Task: Every entry must be duplicated precisely as written.
[START OF Given records]
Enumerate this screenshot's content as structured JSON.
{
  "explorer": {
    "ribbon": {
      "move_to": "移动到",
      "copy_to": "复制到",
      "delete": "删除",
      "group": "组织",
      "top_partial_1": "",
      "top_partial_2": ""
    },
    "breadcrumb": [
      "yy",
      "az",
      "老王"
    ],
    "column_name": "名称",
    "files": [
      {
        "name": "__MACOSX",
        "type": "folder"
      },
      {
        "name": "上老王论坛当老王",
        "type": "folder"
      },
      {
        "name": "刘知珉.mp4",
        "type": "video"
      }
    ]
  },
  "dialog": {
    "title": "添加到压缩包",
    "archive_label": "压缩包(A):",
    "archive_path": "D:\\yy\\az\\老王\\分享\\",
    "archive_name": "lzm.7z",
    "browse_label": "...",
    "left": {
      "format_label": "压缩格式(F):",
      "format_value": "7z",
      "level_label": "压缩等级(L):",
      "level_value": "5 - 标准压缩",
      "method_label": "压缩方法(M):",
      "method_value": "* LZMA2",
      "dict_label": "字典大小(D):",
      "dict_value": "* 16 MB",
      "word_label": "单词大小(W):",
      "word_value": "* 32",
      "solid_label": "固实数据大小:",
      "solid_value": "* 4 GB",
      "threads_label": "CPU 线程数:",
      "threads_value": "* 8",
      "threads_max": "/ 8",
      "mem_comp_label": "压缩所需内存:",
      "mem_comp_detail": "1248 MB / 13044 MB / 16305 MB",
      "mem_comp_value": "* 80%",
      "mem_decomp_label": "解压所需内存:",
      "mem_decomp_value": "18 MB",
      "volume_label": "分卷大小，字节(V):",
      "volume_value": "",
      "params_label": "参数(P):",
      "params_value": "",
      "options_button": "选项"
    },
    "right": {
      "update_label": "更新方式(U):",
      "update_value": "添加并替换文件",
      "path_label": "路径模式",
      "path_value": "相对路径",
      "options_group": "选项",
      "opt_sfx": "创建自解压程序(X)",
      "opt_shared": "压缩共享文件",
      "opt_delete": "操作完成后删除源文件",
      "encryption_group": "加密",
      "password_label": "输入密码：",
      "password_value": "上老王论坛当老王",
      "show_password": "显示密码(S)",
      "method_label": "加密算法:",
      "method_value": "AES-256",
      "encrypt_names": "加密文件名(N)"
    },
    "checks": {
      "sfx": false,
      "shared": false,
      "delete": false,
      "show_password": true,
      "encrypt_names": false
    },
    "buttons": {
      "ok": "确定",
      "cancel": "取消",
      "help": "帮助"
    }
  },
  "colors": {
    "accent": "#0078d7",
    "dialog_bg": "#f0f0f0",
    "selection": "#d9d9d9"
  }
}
[END OF Given records]
Response for this exercise:
Enumerate this screenshot's content as structured JSON.
{
  "explorer": {
    "ribbon": {
      "move_to": "移动到",
      "copy_to": "复制到",
      "delete": "删除",
      "group": "组织",
      "top_partial_1": "",
      "top_partial_2": ""
    },
    "breadcrumb": [
      "yy",
      "az",
      "老王"
    ],
    "column_name": "名称",
    "files": [
      {
        "name": "__MACOSX",
        "type": "folder"
      },
      {
        "name": "上老王论坛当老王",
        "type": "folder"
      },
      {
        "name": "刘知珉.mp4",
        "type": "video"
      }
    ]
  },
  "dialog": {
    "title": "添加到压缩包",
    "archive_label": "压缩包(A):",
    "archive_path": "D:\\yy\\az\\老王\\分享\\",
    "archive_name": "lzm.7z",
    "browse_label": "...",
    "left": {
      "format_label": "压缩格式(F):",
      "format_value": "7z",
      "level_label": "压缩等级(L):",
      "level_value": "5 - 标准压缩",
      "method_label": "压缩方法(M):",
      "method_value": "* LZMA2",
      "dict_label": "字典大小(D):",
      "dict_value": "* 16 MB",
      "word_label": "单词大小(W):",
      "word_value": "* 32",
      "solid_label": "固实数据大小:",
      "solid_value": "* 4 GB",
      "threads_label": "CPU 线程数:",
      "threads_value": "* 8",
      "threads_max": "/ 8",
      "mem_comp_label": "压缩所需内存:",
      "mem_comp_detail": "1248 MB / 13044 MB / 16305 MB",
      "mem_comp_value": "* 80%",
      "mem_decomp_label": "解压所需内存:",
      "mem_decomp_value": "18 MB",
      "volume_label": "分卷大小，字节(V):",
      "volume_value": "",
      "params_label": "参数(P):",
      "params_value": "",
      "options_button": "选项"
    },
    "right": {
      "update_label": "更新方式(U):",
      "update_value": "添加并替换文件",
      "path_label": "路径模式",
      "path_value": "相对路径",
      "options_group": "选项",
      "opt_sfx": "创建自解压程序(X)",
      "opt_shared": "压缩共享文件",
      "opt_delete": "操作完成后删除源文件",
      "encryption_group": "加密",
      "password_label": "输入密码：",
      "password_value": "上老王论坛当老王",
      "show_password": "显示密码(S)",
      "method_label": "加密算法:",
      "method_value": "AES-256",
      "encrypt_names": "加密文件名(N)"
    },
    "checks": {
      "sfx": false,
      "shared": false,
      "delete": false,
      "show_password": true,
      "encrypt_names": false
    },
    "buttons": {
      "ok": "确定",
      "cancel": "取消",
      "help": "帮助"
    }
  },
  "colors": {
    "accent": "#0078d7",
    "dialog_bg": "#f0f0f0",
    "selection": "#d9d9d9"
  }
}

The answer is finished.